(SET PROBLEM): Take every line where the string "rendir" appears and copy it.

(EXCERPTED RECORDS):

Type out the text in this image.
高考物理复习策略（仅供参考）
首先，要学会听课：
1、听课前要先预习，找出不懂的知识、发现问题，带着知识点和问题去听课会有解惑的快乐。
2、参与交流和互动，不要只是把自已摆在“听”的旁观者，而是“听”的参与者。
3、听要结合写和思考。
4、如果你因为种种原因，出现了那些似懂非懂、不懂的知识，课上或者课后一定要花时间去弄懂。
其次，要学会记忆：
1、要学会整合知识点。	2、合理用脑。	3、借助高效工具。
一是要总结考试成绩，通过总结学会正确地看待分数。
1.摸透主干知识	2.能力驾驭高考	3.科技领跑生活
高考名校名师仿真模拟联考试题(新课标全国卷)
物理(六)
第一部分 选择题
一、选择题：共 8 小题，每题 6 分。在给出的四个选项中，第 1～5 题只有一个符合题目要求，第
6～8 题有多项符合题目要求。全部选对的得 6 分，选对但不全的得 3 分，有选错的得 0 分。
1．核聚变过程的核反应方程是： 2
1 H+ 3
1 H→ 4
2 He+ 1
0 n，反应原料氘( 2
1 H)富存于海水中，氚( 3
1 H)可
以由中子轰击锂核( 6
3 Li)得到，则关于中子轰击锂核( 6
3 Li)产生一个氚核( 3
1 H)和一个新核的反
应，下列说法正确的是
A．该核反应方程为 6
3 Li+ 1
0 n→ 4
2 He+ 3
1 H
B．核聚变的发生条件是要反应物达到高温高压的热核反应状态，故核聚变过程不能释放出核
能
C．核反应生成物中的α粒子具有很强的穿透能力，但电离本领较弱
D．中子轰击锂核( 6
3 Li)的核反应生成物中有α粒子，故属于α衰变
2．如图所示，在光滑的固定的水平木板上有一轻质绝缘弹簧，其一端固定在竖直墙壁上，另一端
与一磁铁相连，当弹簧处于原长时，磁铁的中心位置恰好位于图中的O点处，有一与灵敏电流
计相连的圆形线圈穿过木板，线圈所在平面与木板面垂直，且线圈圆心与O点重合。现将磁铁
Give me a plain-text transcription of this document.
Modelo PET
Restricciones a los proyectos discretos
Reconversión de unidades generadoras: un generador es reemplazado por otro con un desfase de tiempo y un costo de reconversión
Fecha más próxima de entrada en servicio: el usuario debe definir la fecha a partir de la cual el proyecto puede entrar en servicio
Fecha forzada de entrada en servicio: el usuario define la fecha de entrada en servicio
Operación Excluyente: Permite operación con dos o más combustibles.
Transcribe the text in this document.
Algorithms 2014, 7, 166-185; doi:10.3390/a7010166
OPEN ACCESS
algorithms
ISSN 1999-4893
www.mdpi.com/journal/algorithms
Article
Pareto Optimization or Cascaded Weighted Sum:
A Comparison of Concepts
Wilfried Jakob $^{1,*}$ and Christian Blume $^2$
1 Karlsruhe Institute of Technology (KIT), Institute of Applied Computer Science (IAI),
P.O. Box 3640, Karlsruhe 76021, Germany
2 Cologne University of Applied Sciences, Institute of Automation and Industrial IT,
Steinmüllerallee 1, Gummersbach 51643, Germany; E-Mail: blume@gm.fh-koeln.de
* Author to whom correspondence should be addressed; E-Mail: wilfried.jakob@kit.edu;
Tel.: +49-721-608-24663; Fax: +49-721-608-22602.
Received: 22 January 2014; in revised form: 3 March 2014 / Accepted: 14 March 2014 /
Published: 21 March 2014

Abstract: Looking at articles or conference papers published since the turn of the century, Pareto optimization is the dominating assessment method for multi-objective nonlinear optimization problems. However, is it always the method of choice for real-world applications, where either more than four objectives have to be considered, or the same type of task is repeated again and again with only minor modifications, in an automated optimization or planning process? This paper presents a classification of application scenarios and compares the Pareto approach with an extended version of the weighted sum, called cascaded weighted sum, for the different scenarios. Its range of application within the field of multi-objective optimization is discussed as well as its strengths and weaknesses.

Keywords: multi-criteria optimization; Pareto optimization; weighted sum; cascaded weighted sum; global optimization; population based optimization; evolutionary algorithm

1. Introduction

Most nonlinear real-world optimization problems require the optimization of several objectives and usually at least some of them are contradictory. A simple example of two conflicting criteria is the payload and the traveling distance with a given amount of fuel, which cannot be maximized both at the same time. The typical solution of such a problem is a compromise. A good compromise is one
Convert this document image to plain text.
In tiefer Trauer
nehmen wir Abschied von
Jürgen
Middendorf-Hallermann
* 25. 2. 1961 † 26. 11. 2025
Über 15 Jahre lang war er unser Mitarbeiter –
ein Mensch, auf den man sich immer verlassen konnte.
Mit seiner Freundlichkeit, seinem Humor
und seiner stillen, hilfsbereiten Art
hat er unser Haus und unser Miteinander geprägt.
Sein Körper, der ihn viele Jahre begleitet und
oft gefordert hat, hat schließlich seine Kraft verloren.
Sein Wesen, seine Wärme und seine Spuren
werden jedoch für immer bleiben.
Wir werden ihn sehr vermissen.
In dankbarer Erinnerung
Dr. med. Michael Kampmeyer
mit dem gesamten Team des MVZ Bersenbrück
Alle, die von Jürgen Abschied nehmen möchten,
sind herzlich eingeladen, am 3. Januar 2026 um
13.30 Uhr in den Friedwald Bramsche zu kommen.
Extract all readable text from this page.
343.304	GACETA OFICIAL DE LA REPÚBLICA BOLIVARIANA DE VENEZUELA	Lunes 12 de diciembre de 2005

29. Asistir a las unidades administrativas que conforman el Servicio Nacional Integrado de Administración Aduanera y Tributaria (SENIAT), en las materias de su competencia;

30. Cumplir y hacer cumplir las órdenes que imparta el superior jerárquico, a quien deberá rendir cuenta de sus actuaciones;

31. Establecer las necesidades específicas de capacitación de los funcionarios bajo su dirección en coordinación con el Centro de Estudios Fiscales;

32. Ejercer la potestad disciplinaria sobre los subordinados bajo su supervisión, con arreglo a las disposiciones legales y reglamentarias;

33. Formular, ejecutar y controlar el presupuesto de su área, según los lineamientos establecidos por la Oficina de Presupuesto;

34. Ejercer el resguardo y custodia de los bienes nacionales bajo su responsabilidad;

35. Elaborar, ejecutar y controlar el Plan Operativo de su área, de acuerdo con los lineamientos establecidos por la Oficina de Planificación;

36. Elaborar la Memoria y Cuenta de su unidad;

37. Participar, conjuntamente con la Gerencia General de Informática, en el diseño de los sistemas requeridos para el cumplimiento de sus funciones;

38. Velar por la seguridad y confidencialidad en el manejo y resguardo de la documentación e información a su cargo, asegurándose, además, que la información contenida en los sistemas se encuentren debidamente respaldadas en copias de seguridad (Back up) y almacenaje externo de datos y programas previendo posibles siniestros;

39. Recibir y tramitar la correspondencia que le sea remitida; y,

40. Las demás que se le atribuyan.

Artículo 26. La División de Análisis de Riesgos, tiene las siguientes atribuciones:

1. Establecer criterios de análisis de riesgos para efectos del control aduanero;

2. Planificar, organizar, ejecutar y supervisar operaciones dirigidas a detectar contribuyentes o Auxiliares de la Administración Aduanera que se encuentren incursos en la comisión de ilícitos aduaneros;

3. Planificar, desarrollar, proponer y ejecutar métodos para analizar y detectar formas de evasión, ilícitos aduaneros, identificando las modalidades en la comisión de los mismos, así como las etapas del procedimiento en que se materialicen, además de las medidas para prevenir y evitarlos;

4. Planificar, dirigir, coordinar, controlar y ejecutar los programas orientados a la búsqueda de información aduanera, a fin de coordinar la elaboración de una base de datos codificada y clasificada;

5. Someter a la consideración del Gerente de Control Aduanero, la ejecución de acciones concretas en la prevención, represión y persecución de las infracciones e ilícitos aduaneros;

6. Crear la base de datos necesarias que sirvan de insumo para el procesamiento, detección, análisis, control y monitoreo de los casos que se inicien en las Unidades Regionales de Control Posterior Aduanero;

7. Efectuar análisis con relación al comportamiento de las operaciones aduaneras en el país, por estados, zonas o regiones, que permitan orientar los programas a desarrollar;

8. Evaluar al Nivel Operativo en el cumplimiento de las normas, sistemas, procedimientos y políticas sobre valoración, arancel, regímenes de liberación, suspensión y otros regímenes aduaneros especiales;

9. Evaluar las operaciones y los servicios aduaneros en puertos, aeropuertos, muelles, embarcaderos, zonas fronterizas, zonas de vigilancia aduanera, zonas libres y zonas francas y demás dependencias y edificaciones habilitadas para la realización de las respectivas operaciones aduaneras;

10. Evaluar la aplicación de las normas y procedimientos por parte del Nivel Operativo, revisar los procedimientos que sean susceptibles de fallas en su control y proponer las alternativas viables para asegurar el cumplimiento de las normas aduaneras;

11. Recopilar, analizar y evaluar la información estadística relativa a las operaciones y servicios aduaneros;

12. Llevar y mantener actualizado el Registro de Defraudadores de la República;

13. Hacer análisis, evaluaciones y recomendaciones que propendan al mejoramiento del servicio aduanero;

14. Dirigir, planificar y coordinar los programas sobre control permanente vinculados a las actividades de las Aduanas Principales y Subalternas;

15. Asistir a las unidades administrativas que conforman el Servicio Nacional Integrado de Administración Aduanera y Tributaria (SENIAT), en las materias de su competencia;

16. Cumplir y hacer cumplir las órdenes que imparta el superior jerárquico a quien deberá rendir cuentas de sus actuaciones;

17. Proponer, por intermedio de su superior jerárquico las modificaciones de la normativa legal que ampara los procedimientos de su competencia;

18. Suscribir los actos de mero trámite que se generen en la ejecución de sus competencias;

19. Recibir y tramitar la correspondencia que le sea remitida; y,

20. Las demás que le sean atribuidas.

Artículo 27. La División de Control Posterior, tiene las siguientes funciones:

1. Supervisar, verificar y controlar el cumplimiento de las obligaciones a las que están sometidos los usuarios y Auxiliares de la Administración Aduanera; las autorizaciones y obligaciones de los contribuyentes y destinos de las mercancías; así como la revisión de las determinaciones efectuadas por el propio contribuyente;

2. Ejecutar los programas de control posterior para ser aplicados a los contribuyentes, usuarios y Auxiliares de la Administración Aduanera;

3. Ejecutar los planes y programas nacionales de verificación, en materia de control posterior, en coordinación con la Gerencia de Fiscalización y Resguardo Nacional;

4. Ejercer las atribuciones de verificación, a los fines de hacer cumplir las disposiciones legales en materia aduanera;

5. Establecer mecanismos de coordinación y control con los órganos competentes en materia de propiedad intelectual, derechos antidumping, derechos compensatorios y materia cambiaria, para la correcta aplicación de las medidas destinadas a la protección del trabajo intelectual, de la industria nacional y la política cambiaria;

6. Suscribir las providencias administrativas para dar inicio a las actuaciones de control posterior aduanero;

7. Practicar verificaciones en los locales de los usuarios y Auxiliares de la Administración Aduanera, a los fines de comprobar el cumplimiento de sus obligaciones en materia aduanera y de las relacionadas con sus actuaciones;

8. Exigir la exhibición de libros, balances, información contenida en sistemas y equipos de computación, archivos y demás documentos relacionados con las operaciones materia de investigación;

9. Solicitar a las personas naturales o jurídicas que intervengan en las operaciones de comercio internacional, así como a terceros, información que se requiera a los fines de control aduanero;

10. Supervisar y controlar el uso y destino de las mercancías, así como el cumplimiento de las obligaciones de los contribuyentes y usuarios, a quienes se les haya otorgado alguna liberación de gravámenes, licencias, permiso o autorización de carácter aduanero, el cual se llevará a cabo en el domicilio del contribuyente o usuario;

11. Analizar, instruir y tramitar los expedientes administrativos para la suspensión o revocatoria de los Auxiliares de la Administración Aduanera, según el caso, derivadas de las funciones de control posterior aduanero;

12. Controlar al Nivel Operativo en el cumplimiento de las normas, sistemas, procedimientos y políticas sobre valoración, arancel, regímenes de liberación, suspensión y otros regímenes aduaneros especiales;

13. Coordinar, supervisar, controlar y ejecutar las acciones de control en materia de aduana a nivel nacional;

(OUTPUT):
30. Cumplir y hacer cumplir las órdenes que imparta el superior jerárquico, a quien deberá rendir cuenta de sus actuaciones;
16. Cumplir y hacer cumplir las órdenes que imparta el superior jerárquico a quien deberá rendir cuentas de sus actuaciones;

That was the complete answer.